(Excerpt from a dataset)
(begin)

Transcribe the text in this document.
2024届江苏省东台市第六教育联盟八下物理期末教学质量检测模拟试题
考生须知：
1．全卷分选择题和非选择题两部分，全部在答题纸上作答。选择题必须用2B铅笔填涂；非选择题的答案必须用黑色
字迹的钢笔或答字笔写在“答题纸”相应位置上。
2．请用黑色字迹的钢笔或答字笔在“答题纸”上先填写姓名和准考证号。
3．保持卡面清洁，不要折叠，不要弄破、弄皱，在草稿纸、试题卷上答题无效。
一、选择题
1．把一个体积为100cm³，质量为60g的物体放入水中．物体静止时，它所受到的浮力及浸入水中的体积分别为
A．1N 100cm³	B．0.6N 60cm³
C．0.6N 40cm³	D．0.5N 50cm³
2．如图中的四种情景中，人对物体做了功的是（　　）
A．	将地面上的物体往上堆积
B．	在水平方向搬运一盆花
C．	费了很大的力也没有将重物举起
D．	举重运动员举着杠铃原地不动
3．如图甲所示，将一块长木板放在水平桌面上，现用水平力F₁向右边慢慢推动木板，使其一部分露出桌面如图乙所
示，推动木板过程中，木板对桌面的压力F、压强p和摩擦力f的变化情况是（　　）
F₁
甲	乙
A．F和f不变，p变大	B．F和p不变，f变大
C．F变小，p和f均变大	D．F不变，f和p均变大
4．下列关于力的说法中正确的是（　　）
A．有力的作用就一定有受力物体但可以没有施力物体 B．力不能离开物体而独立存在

(end)

TASK TO COMPLETE ::
Restate the whole of the material exactly.

OUTPUT ::
Transcribe the text in this document.
2024届江苏省东台市第六教育联盟八下物理期末教学质量检测模拟试题
考生须知：
1．全卷分选择题和非选择题两部分，全部在答题纸上作答。选择题必须用2B铅笔填涂；非选择题的答案必须用黑色
字迹的钢笔或答字笔写在“答题纸”相应位置上。
2．请用黑色字迹的钢笔或答字笔在“答题纸”上先填写姓名和准考证号。
3．保持卡面清洁，不要折叠，不要弄破、弄皱，在草稿纸、试题卷上答题无效。
一、选择题
1．把一个体积为100cm³，质量为60g的物体放入水中．物体静止时，它所受到的浮力及浸入水中的体积分别为
A．1N 100cm³	B．0.6N 60cm³
C．0.6N 40cm³	D．0.5N 50cm³
2．如图中的四种情景中，人对物体做了功的是（　　）
A．	将地面上的物体往上堆积
B．	在水平方向搬运一盆花
C．	费了很大的力也没有将重物举起
D．	举重运动员举着杠铃原地不动
3．如图甲所示，将一块长木板放在水平桌面上，现用水平力F₁向右边慢慢推动木板，使其一部分露出桌面如图乙所
示，推动木板过程中，木板对桌面的压力F、压强p和摩擦力f的变化情况是（　　）
F₁
甲	乙
A．F和f不变，p变大	B．F和p不变，f变大
C．F变小，p和f均变大	D．F不变，f和p均变大
4．下列关于力的说法中正确的是（　　）
A．有力的作用就一定有受力物体但可以没有施力物体 B．力不能离开物体而独立存在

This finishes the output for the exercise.